→ Listed records:
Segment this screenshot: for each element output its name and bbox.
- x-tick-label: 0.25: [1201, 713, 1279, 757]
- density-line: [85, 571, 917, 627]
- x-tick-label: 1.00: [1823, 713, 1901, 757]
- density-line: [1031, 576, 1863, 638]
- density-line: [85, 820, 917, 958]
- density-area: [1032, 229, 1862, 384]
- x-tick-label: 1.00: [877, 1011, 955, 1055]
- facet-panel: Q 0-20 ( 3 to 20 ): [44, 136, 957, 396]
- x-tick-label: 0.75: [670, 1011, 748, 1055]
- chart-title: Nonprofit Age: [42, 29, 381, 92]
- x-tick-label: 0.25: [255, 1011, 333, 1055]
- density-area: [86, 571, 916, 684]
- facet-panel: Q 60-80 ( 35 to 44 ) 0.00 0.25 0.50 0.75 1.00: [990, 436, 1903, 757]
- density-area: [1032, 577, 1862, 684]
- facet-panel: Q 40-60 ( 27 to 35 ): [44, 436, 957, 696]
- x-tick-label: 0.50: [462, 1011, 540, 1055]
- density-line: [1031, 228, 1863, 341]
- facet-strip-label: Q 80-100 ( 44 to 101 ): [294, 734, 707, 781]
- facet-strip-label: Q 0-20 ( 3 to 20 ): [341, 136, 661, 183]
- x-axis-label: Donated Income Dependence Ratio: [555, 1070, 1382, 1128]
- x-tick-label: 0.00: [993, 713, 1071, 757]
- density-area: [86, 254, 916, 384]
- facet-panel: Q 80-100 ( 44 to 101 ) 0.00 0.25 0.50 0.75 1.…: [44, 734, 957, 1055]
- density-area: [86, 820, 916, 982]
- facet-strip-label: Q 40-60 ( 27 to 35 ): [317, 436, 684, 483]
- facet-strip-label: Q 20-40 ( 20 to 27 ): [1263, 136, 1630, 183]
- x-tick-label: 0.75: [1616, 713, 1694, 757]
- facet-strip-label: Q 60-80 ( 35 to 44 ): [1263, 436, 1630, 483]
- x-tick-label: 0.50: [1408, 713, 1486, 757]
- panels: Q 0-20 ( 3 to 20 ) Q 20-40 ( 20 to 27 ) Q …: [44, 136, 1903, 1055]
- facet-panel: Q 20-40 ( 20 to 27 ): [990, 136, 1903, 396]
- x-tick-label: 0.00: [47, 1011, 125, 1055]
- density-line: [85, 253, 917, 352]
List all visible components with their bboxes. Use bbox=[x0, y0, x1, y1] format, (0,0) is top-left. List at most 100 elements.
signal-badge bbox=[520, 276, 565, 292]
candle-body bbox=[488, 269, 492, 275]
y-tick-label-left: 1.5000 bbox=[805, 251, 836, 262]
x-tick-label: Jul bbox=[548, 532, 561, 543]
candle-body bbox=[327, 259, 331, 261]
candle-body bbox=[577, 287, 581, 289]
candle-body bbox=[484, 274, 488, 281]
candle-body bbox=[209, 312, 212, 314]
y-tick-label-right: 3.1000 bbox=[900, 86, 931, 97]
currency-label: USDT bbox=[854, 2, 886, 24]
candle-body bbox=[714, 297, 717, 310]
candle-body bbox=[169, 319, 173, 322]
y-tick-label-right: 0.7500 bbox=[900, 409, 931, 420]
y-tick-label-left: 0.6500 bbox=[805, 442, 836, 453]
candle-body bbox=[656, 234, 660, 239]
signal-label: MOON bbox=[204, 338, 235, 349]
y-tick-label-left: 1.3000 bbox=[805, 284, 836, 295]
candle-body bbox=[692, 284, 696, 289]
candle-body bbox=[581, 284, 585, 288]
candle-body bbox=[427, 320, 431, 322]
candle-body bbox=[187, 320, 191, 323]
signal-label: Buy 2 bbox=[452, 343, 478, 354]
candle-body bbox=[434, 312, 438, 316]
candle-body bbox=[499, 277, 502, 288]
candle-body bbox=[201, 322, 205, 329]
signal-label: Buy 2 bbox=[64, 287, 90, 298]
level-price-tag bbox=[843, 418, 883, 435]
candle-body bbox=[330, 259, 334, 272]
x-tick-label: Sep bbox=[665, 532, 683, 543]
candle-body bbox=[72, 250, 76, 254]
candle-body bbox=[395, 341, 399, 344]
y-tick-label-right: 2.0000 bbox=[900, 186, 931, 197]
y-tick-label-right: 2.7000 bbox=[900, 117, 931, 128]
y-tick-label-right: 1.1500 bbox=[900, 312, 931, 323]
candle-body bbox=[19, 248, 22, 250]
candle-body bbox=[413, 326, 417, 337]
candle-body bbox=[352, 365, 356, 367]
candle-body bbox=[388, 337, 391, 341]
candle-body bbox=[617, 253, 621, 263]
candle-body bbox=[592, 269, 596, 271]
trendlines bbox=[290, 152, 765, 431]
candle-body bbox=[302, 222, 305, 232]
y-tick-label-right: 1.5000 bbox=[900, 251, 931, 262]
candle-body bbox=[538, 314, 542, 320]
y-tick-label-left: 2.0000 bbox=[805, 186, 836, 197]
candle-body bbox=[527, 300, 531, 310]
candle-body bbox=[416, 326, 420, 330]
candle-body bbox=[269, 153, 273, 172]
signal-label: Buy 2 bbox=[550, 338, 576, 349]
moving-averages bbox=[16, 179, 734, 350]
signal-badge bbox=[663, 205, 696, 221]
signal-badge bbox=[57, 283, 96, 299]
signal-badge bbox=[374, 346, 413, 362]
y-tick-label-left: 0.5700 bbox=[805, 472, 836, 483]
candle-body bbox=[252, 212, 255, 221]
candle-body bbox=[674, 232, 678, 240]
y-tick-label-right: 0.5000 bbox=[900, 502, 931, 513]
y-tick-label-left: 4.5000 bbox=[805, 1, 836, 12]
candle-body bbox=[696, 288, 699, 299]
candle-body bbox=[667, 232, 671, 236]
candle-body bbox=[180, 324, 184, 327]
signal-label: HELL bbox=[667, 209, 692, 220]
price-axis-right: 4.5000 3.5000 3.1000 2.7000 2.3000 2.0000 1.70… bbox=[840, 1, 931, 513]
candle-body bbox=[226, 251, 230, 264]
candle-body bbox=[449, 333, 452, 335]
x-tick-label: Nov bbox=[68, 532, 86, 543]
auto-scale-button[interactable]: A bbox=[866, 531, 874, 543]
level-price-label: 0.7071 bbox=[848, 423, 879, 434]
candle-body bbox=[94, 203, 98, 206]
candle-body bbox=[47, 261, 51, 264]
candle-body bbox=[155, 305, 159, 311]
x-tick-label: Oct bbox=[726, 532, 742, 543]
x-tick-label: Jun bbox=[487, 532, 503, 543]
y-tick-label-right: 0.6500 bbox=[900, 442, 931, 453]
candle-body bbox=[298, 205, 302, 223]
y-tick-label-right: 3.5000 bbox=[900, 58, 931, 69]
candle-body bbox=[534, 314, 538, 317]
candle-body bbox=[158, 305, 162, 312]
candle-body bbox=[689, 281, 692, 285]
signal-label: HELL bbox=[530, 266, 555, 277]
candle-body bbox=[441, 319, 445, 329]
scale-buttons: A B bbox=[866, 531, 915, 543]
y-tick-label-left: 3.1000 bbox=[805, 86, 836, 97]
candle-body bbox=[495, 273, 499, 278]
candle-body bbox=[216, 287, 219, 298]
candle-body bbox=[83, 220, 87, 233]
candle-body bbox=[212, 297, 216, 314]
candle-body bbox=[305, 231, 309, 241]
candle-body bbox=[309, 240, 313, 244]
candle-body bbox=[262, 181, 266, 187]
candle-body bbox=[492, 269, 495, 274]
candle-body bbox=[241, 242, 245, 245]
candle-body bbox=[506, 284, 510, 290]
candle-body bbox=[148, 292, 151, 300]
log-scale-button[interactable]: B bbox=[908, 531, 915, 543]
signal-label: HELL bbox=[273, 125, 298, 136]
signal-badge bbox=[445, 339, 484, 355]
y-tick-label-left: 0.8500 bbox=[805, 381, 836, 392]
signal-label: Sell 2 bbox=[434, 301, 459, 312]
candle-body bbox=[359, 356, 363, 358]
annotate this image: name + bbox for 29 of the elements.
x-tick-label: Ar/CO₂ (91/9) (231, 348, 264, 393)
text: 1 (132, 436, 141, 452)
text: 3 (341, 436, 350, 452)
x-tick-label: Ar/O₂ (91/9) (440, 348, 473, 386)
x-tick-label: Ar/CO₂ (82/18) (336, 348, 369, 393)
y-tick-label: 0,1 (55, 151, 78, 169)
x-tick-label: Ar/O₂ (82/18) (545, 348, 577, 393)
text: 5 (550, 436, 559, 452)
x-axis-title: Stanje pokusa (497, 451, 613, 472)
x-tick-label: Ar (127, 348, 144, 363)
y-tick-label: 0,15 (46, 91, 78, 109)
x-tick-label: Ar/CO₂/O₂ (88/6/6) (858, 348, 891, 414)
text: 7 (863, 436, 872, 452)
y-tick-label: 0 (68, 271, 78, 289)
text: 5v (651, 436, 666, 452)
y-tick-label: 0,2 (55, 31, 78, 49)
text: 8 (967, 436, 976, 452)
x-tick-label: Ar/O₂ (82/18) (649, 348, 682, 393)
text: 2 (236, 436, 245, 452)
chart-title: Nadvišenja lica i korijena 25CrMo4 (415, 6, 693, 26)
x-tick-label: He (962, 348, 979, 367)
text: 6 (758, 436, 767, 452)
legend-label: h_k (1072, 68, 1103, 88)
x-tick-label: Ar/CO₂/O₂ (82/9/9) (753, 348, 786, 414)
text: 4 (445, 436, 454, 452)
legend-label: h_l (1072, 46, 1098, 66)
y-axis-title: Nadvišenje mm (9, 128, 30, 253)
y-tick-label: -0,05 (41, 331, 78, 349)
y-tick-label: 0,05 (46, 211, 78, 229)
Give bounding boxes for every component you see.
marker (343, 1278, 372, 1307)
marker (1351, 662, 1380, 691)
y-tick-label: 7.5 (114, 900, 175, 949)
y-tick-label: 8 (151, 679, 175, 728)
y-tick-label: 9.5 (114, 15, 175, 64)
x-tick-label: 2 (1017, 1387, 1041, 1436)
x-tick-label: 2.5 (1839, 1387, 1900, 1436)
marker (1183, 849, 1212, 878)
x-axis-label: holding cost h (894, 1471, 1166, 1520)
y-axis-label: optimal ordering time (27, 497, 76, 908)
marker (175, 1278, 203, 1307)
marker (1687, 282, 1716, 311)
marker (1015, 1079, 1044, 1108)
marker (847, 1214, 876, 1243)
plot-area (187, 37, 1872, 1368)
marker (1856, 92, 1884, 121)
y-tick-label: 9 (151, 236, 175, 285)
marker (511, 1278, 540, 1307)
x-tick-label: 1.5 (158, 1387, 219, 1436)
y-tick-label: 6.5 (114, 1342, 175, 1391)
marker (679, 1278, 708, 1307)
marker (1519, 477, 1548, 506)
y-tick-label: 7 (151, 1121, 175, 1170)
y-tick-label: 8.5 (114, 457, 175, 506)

→ Job:
Report every line of the material above that contains the string "legend". Case counts.

→ Answer for this exercise:
legend-label: h_k (1072, 68, 1103, 88)
legend-label: h_l (1072, 46, 1098, 66)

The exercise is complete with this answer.